Requirement -
Keep only those lines of the records that include the string "cleaning".

Records for processing -

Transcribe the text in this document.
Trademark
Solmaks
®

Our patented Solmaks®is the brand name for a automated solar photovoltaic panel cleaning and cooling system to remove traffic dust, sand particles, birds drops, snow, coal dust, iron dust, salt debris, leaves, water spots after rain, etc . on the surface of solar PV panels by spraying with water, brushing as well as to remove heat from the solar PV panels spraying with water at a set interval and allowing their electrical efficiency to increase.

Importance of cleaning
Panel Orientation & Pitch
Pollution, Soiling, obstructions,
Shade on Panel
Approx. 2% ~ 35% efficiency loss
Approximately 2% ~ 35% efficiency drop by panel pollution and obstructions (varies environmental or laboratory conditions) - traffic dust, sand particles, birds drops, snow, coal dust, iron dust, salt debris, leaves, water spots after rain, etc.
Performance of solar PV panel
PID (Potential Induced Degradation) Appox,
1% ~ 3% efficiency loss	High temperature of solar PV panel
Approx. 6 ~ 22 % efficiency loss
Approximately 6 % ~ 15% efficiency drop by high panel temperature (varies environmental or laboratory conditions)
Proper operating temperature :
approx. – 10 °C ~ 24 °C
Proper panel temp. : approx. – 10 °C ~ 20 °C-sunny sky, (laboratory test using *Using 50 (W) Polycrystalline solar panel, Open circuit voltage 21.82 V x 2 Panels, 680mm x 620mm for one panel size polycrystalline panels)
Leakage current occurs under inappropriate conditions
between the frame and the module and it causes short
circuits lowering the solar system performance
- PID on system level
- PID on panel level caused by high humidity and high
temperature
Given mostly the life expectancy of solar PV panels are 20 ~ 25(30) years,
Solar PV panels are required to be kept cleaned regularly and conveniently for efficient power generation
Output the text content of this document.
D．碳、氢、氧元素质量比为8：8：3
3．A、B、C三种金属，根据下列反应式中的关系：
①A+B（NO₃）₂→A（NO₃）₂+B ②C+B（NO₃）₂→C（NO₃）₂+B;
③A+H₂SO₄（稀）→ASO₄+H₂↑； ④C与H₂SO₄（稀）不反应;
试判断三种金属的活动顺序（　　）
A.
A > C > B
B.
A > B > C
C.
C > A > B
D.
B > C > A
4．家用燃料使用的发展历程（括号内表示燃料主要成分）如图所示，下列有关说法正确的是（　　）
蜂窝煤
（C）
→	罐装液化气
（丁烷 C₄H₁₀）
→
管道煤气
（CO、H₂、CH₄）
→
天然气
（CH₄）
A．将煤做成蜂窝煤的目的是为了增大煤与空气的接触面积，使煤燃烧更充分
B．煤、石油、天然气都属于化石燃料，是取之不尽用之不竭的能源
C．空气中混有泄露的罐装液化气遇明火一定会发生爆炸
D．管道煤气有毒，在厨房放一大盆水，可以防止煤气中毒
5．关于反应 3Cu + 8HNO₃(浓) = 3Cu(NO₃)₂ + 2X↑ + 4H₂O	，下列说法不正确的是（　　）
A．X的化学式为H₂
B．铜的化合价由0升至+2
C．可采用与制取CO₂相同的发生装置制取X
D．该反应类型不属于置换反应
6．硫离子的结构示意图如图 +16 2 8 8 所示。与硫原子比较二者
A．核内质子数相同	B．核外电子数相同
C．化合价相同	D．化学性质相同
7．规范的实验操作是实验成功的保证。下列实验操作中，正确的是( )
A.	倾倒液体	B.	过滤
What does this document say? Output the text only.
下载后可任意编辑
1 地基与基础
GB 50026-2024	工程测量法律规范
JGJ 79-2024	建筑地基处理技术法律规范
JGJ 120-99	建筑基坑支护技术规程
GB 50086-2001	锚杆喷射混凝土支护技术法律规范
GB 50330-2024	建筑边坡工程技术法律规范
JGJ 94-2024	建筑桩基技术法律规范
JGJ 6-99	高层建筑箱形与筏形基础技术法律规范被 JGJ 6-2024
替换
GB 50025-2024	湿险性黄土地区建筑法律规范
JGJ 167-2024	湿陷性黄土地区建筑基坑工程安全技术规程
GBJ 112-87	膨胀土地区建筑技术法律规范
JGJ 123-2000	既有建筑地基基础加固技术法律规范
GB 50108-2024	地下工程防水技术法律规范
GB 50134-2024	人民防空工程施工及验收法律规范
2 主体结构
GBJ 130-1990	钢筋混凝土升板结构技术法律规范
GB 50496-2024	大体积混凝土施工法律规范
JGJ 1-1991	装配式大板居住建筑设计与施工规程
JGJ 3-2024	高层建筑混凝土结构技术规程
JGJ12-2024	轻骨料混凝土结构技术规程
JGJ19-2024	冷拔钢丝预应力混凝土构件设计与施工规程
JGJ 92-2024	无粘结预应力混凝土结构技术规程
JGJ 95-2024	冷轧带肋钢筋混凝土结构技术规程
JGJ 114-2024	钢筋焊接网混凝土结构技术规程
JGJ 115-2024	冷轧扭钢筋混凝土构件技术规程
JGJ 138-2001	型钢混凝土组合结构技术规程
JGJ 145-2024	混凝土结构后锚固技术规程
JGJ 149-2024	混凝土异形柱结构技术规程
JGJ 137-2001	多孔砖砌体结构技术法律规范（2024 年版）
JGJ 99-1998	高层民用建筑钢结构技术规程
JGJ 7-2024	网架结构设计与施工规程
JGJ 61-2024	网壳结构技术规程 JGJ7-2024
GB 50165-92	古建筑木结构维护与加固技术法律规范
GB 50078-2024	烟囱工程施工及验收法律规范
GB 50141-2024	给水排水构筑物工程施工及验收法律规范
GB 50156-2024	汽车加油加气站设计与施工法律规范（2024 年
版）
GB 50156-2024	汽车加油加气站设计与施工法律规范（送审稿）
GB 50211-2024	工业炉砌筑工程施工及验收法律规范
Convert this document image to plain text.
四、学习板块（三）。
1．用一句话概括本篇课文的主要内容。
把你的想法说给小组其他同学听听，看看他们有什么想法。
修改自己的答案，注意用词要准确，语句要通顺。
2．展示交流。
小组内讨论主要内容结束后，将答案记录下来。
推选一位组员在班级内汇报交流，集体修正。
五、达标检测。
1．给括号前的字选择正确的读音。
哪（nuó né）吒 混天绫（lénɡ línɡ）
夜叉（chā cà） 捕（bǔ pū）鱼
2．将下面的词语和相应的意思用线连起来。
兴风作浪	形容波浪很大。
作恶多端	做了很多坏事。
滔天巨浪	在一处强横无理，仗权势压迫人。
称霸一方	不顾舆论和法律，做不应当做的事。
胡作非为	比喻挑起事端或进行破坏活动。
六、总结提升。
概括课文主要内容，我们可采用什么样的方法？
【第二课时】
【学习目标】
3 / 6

Response below -
Our patented Solmaks®is the brand name for a automated solar photovoltaic panel cleaning and cooling system to remove traffic dust, sand particles, birds drops, snow, coal dust, iron dust, salt debris, leaves, water spots after rain, etc . on the surface of solar PV panels by spraying with water, brushing as well as to remove heat from the solar PV panels spraying with water at a set interval and allowing their electrical efficiency to increase.
Importance of cleaning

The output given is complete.